* _The request_
Convert every line of the items below into a JSON list of strings, one string per line, leaving out blank lines and the pictures.

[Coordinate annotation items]
----
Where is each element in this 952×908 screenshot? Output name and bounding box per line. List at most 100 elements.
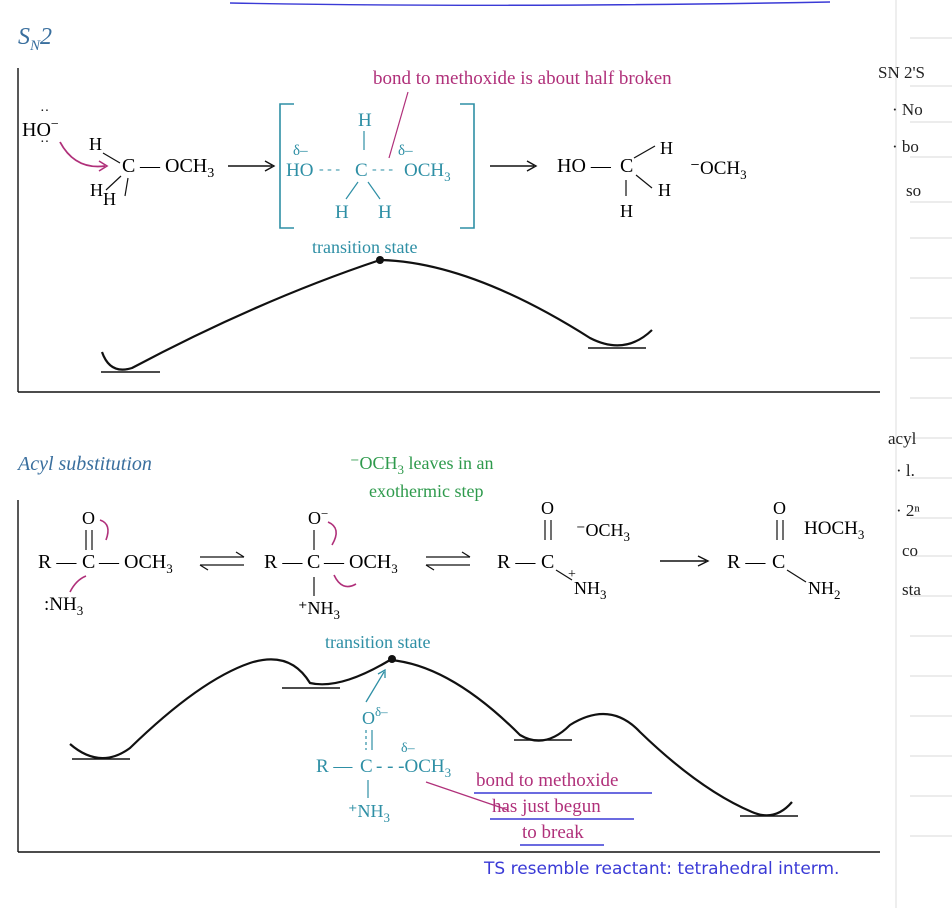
arrowhead: [199, 564, 209, 571]
acyl-ts-OCH3: - - -OCH3: [376, 756, 451, 780]
sn2-attack-arrow: [59, 141, 106, 168]
note-sn2-line-3: so: [906, 181, 921, 200]
acyl-s3-leaving: ⁻OCH3: [576, 520, 630, 544]
acyl-s2-R: R —: [264, 551, 303, 573]
sn2-ts-point: [376, 256, 384, 264]
note-sn2-heading: SN 2'S: [878, 63, 925, 82]
bond: [635, 174, 653, 189]
acyl-s1-O: O: [82, 508, 95, 528]
ts-partial-bond-1: - - -: [319, 162, 340, 177]
sn2-ts-label: transition state: [312, 237, 417, 257]
note-acyl-heading: acyl: [888, 429, 917, 448]
acyl-s3-NH3: NH3: [574, 578, 607, 602]
acyl-s1-attack-arrow: [69, 575, 87, 593]
arrowhead: [526, 160, 538, 172]
acyl-s4-C: C: [772, 551, 785, 573]
acyl-s1-C: C: [82, 551, 95, 573]
sn2-ts-structure: H δ– δ– HO - - - C - - - OCH3 H H: [286, 110, 451, 223]
note-acyl-line-1: · l.: [896, 461, 915, 480]
acyl-s1-arrow: [99, 519, 109, 541]
bond: [555, 569, 573, 581]
sn2-leaving-group: ⁻OCH3: [690, 158, 747, 182]
arrowhead: [235, 551, 245, 558]
bond: [124, 177, 129, 197]
bond: [633, 145, 656, 159]
sn2-nucleophile: HO−: [22, 117, 59, 141]
notes-ruled-lines: [910, 37, 952, 837]
sn2-reactant-OCH3: — OCH3: [139, 155, 214, 181]
note-sn2-line-1: · No: [892, 100, 923, 119]
sn2-reactant-H-top: H: [89, 134, 102, 154]
ts-partial-bond-2: - - -: [372, 162, 393, 177]
acyl-s2-C: C: [307, 551, 320, 573]
sn2-reactant-H-left: H: [90, 180, 103, 200]
acyl-leaves-note-1: ⁻OCH3 leaves in an: [350, 453, 493, 477]
ts-bracket-left: [279, 103, 294, 229]
acyl-ts-delta: δ–: [401, 741, 416, 756]
acyl-bond-note-pointer: [425, 781, 509, 811]
acyl-bond-note-3: to break: [522, 822, 584, 843]
ts-HO: HO: [286, 160, 313, 181]
acyl-ts-NH3: ⁺NH3: [348, 801, 390, 825]
sn2-product-H-bot: H: [620, 201, 633, 221]
acyl-ts-point: [388, 655, 396, 663]
acyl-s2-arrow-1: [327, 521, 337, 546]
acyl-s3-O: O: [541, 498, 554, 518]
acyl-title: Acyl substitution: [16, 453, 152, 475]
ts-C: C: [355, 160, 368, 181]
acyl-s2-OCH3: — OCH3: [323, 551, 398, 576]
ts-bracket-right: [460, 103, 475, 229]
acyl-ts-pointer: [365, 671, 385, 703]
sn2-reactant-H-bot: H: [103, 189, 116, 209]
bond: [786, 569, 807, 583]
bond: [367, 181, 381, 200]
bond: [345, 181, 359, 200]
acyl-ts-O: Oδ–: [362, 704, 388, 728]
acyl-s3-plus: +: [568, 567, 576, 582]
sn2-product-H-mid: H: [658, 180, 671, 200]
arrowhead: [461, 551, 471, 558]
ts-H-2: H: [378, 202, 392, 223]
sn2-bond-note: bond to methoxide is about half broken: [373, 68, 672, 89]
acyl-s2-arrow-2: [333, 574, 357, 588]
sn2-attack-arrowhead: [98, 160, 109, 172]
sn2-product-HO: HO —: [557, 155, 612, 177]
ts-delta-left: δ–: [293, 143, 308, 159]
note-bottom: TS resemble reactant: tetrahedral interm…: [483, 859, 839, 879]
sn2-reactant-C: C: [122, 155, 135, 177]
acyl-ts-structure: Oδ– δ– R — C - - -OCH3 ⁺NH3: [316, 704, 451, 825]
arrowhead: [697, 555, 710, 567]
top-scribble: [229, 1, 831, 6]
acyl-s1-NH3: :NH3: [44, 594, 83, 618]
acyl-s1-OCH3: — OCH3: [98, 551, 173, 576]
sn2-bond-note-pointer: [388, 91, 409, 159]
acyl-ts-C: C: [360, 756, 373, 777]
note-sn2-line-2: · bo: [892, 137, 919, 156]
sn2-product-C: C: [620, 155, 633, 177]
acyl-ts-R: R —: [316, 756, 353, 777]
ts-H-1: H: [335, 202, 349, 223]
acyl-s4-NH2: NH2: [808, 578, 841, 602]
note-acyl-line-4: sta: [902, 580, 921, 599]
acyl-s4-O: O: [773, 498, 786, 518]
note-acyl-line-3: co: [902, 541, 918, 560]
arrowhead: [425, 564, 435, 571]
acyl-energy-curve: [69, 658, 793, 817]
ts-OCH3: OCH3: [404, 160, 451, 184]
acyl-s4-HOCH3: HOCH3: [804, 518, 864, 542]
acyl-s4-R: R —: [727, 551, 766, 573]
sn2-title: SN2: [18, 24, 52, 54]
arrowhead: [377, 668, 386, 678]
acyl-leaves-note-2: exothermic step: [369, 481, 483, 501]
lone-pair-dots-lower: ··: [40, 135, 49, 150]
acyl-s3-R: R —: [497, 551, 536, 573]
sn2-product-H-top: H: [660, 138, 673, 158]
acyl-s2-NH3: ⁺NH3: [298, 598, 340, 622]
ts-delta-right: δ–: [398, 143, 413, 159]
sn2-energy-curve: [100, 258, 653, 371]
acyl-s1-R: R —: [38, 551, 77, 573]
acyl-bond-note-1: bond to methoxide: [476, 770, 618, 791]
handwritten-notes: SN 2'S · No · bo so acyl · l. · 2ⁿ co st…: [878, 63, 925, 599]
ts-H-top: H: [358, 110, 372, 131]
----
* _Response to the exercise_
[
  "Where is each element in this 952×908 screenshot? Output name and bounding box per line. List at most 100 elements.",
  "arrowhead: [199, 564, 209, 571]",
  "acyl-ts-OCH3: - - -OCH3: [376, 756, 451, 780]",
  "sn2-attack-arrow: [59, 141, 106, 168]",
  "note-sn2-line-3: so: [906, 181, 921, 200]",
  "acyl-s3-leaving: ⁻OCH3: [576, 520, 630, 544]",
  "acyl-s2-R: R —: [264, 551, 303, 573]",
  "sn2-ts-point: [376, 256, 384, 264]",
  "note-sn2-heading: SN 2'S: [878, 63, 925, 82]",
  "bond: [635, 174, 653, 189]",
  "acyl-s1-O: O: [82, 508, 95, 528]",
  "ts-partial-bond-1: - - -: [319, 162, 340, 177]",
  "sn2-ts-label: transition state: [312, 237, 417, 257]",
  "note-acyl-heading: acyl: [888, 429, 917, 448]",
  "acyl-s3-NH3: NH3: [574, 578, 607, 602]",
  "acyl-s1-attack-arrow: [69, 575, 87, 593]",
  "arrowhead: [526, 160, 538, 172]",
  "acyl-s4-C: C: [772, 551, 785, 573]",
  "acyl-s1-C: C: [82, 551, 95, 573]",
  "sn2-ts-structure: H δ– δ– HO - - - C - - - OCH3 H H: [286, 110, 451, 223]",
  "note-acyl-line-1: · l.: [896, 461, 915, 480]",
  "acyl-s1-arrow: [99, 519, 109, 541]",
  "bond: [555, 569, 573, 581]",
  "sn2-leaving-group: ⁻OCH3: [690, 158, 747, 182]",
  "arrowhead: [235, 551, 245, 558]",
  "bond: [124, 177, 129, 197]",
  "bond: [633, 145, 656, 159]",
  "sn2-nucleophile: HO−: [22, 117, 59, 141]",
  "notes-ruled-lines: [910, 37, 952, 837]",
  "sn2-reactant-OCH3: — OCH3: [139, 155, 214, 181]",
  "note-sn2-line-1: · No: [892, 100, 923, 119]",
  "sn2-reactant-H-top: H: [89, 134, 102, 154]",
  "ts-partial-bond-2: - - -: [372, 162, 393, 177]",
  "acyl-s2-C: C: [307, 551, 320, 573]",
  "sn2-reactant-H-left: H: [90, 180, 103, 200]",
  "acyl-leaves-note-1: ⁻OCH3 leaves in an: [350, 453, 493, 477]",
  "ts-bracket-left: [279, 103, 294, 229]",
  "acyl-ts-delta: δ–: [401, 741, 416, 756]",
  "acyl-bond-note-pointer: [425, 781, 509, 811]",
  "acyl-bond-note-3: to break: [522, 822, 584, 843]",
  "ts-HO: HO: [286, 160, 313, 181]",
  "acyl-ts-NH3: ⁺NH3: [348, 801, 390, 825]",
  "sn2-product-H-bot: H: [620, 201, 633, 221]",
  "acyl-ts-point: [388, 655, 396, 663]",
  "acyl-s2-arrow-1: [327, 521, 337, 546]",
  "acyl-s3-O: O: [541, 498, 554, 518]",
  "acyl-title: Acyl substitution: [16, 453, 152, 475]",
  "ts-C: C: [355, 160, 368, 181]",
  "acyl-s2-OCH3: — OCH3: [323, 551, 398, 576]",
  "ts-bracket-right: [460, 103, 475, 229]",
  "acyl-ts-pointer: [365, 671, 385, 703]",
  "sn2-reactant-H-bot: H: [103, 189, 116, 209]",
  "bond: [786, 569, 807, 583]",
  "bond: [367, 181, 381, 200]",
  "bond: [345, 181, 359, 200]",
  "acyl-ts-O: Oδ–: [362, 704, 388, 728]",
  "acyl-s3-plus: +: [568, 567, 576, 582]",
  "sn2-product-H-mid: H: [658, 180, 671, 200]",
  "arrowhead: [461, 551, 471, 558]",
  "ts-H-2: H: [378, 202, 392, 223]",
  "sn2-bond-note: bond to methoxide is about half broken: [373, 68, 672, 89]",
  "acyl-s2-arrow-2: [333, 574, 357, 588]",
  "sn2-attack-arrowhead: [98, 160, 109, 172]",
  "sn2-product-HO: HO —: [557, 155, 612, 177]",
  "ts-delta-left: δ–: [293, 143, 308, 159]",
  "note-bottom: TS resemble reactant: tetrahedral interm…: [483, 859, 839, 879]",
  "sn2-reactant-C: C: [122, 155, 135, 177]",
  "acyl-ts-structure: Oδ– δ– R — C - - -OCH3 ⁺NH3: [316, 704, 451, 825]",
  "arrowhead: [697, 555, 710, 567]",
  "top-scribble: [229, 1, 831, 6]",
  "acyl-s1-NH3: :NH3: [44, 594, 83, 618]",
  "acyl-s1-OCH3: — OCH3: [98, 551, 173, 576]",
  "sn2-bond-note-pointer: [388, 91, 409, 159]",
  "acyl-ts-C: C: [360, 756, 373, 777]",
  "note-sn2-line-2: · bo: [892, 137, 919, 156]",
  "sn2-product-C: C: [620, 155, 633, 177]",
  "acyl-ts-R: R —: [316, 756, 353, 777]",
  "ts-H-1: H: [335, 202, 349, 223]",
  "acyl-s4-NH2: NH2: [808, 578, 841, 602]",
  "note-acyl-line-4: sta: [902, 580, 921, 599]",
  "acyl-s4-O: O: [773, 498, 786, 518]",
  "note-acyl-line-3: co: [902, 541, 918, 560]",
  "arrowhead: [425, 564, 435, 571]",
  "acyl-energy-curve: [69, 658, 793, 817]",
  "ts-OCH3: OCH3: [404, 160, 451, 184]",
  "acyl-s4-HOCH3: HOCH3: [804, 518, 864, 542]",
  "acyl-s4-R: R —: [727, 551, 766, 573]",
  "sn2-title: SN2: [18, 24, 52, 54]",
  "arrowhead: [377, 668, 386, 678]",
  "acyl-leaves-note-2: exothermic step: [369, 481, 483, 501]",
  "lone-pair-dots-lower: ··: [40, 135, 49, 150]",
  "acyl-s3-R: R —: [497, 551, 536, 573]",
  "sn2-product-H-top: H: [660, 138, 673, 158]",
  "acyl-s2-NH3: ⁺NH3: [298, 598, 340, 622]",
  "ts-delta-right: δ–: [398, 143, 413, 159]",
  "sn2-energy-curve: [100, 258, 653, 371]",
  "acyl-s1-R: R —: [38, 551, 77, 573]",
  "acyl-bond-note-1: bond to methoxide: [476, 770, 618, 791]",
  "handwritten-notes: SN 2'S · No · bo so acyl · l. · 2ⁿ co st…: [878, 63, 925, 599]",
  "ts-H-top: H: [358, 110, 372, 131]"
]